_WHAT THE EXERCISE ASKS_: Transcribe the records that follow exactly. Skip the pictures.

## Start

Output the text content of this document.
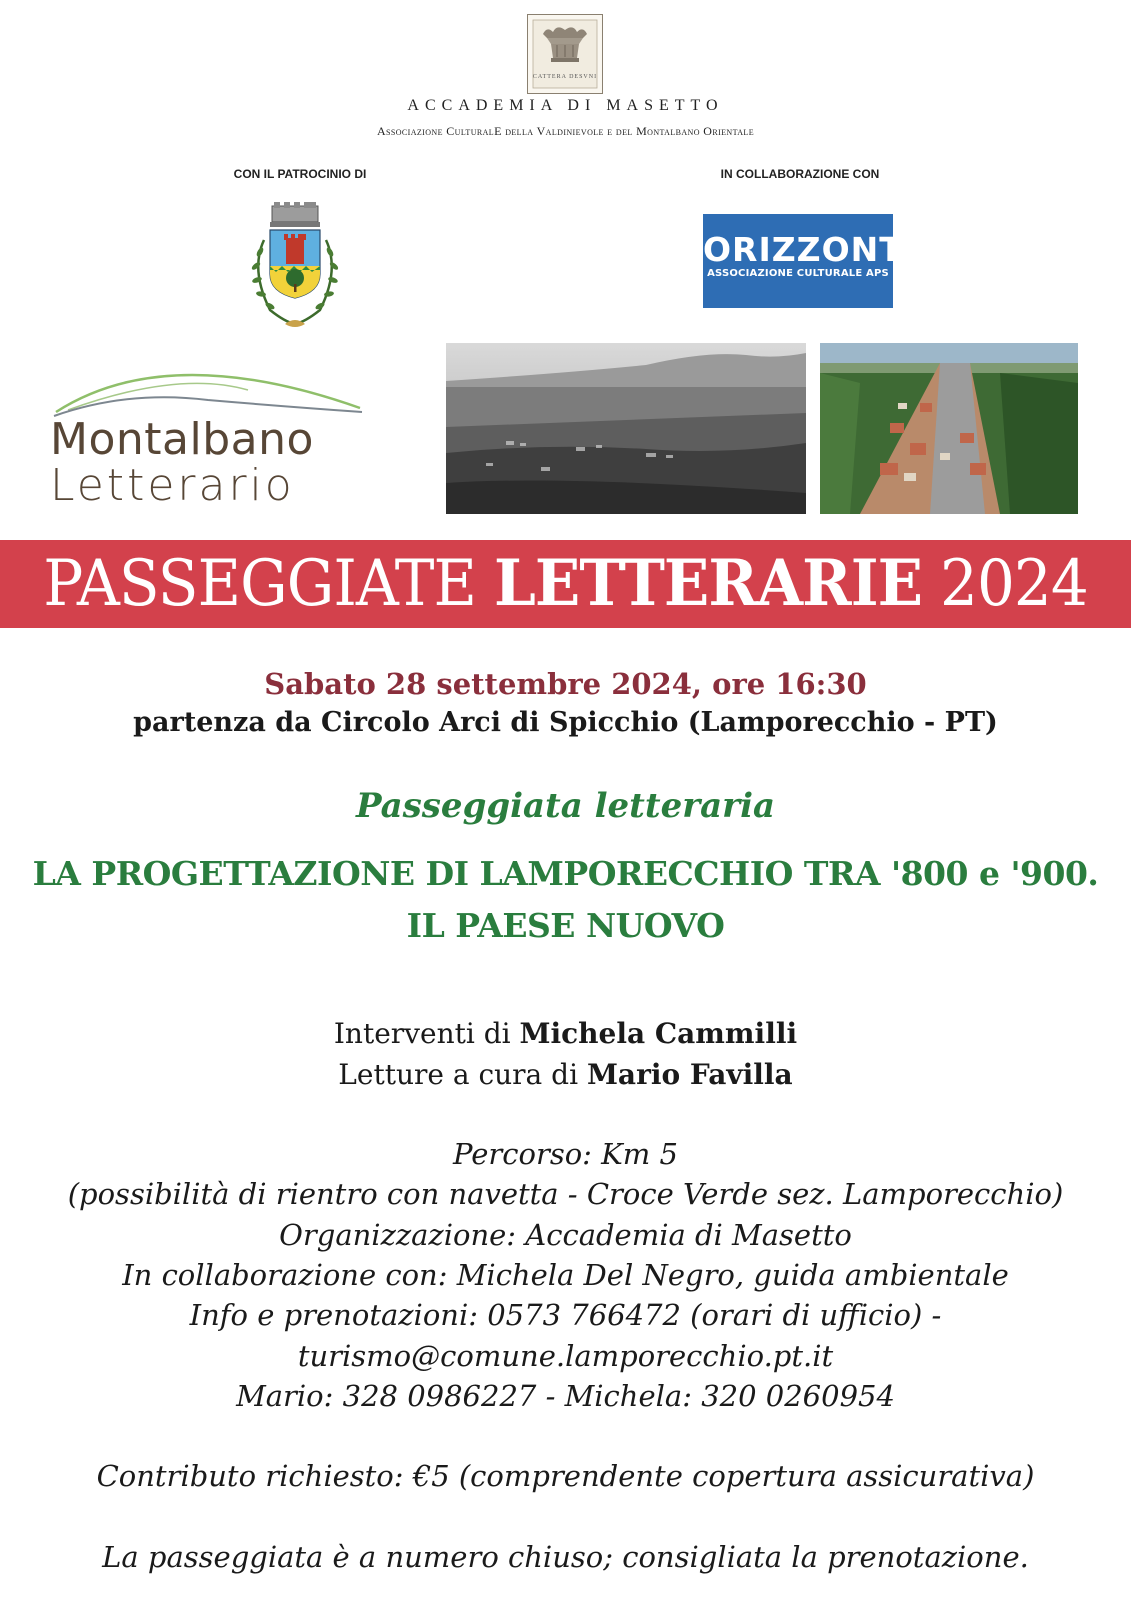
CATTERA DESVNI
ACCADEMIA DI MASETTO
Associazione CulturalE della Valdinievole e del Montalbano Orientale
CON IL PATROCINIO DI	IN COLLABORAZIONE CON
ORIZZONTI
ASSOCIAZIONE CULTURALE APS
Montalbano
Letterario
PASSEGGIATE LETTERARIE 2024
Sabato 28 settembre 2024, ore 16:30
partenza da Circolo Arci di Spicchio (Lamporecchio - PT)
Passeggiata letteraria
LA PROGETTAZIONE DI LAMPORECCHIO TRA '800 e '900.
IL PAESE NUOVO
Interventi di Michela Cammilli
Letture a cura di Mario Favilla
Percorso: Km 5
(possibilità di rientro con navetta - Croce Verde sez. Lamporecchio)
Organizzazione: Accademia di Masetto
In collaborazione con: Michela Del Negro, guida ambientale
Info e prenotazioni: 0573 766472 (orari di ufficio) -
turismo@comune.lamporecchio.pt.it
Mario: 328 0986227 - Michela: 320 0260954
Contributo richiesto: €5 (comprendente copertura assicurativa)
La passeggiata è a numero chiuso; consigliata la prenotazione.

## End

_EXERCISE RESPONSE_:
Output the text content of this document.
CATTERA DESVNI
ACCADEMIA DI MASETTO
Associazione CulturalE della Valdinievole e del Montalbano Orientale
CON IL PATROCINIO DI	IN COLLABORAZIONE CON
ORIZZONTI
ASSOCIAZIONE CULTURALE APS
Montalbano
Letterario
PASSEGGIATE LETTERARIE 2024
Sabato 28 settembre 2024, ore 16:30
partenza da Circolo Arci di Spicchio (Lamporecchio - PT)
Passeggiata letteraria
LA PROGETTAZIONE DI LAMPORECCHIO TRA '800 e '900.
IL PAESE NUOVO
Interventi di Michela Cammilli
Letture a cura di Mario Favilla
Percorso: Km 5
(possibilità di rientro con navetta - Croce Verde sez. Lamporecchio)
Organizzazione: Accademia di Masetto
In collaborazione con: Michela Del Negro, guida ambientale
Info e prenotazioni: 0573 766472 (orari di ufficio) -
turismo@comune.lamporecchio.pt.it
Mario: 328 0986227 - Michela: 320 0260954
Contributo richiesto: €5 (comprendente copertura assicurativa)
La passeggiata è a numero chiuso; consigliata la prenotazione.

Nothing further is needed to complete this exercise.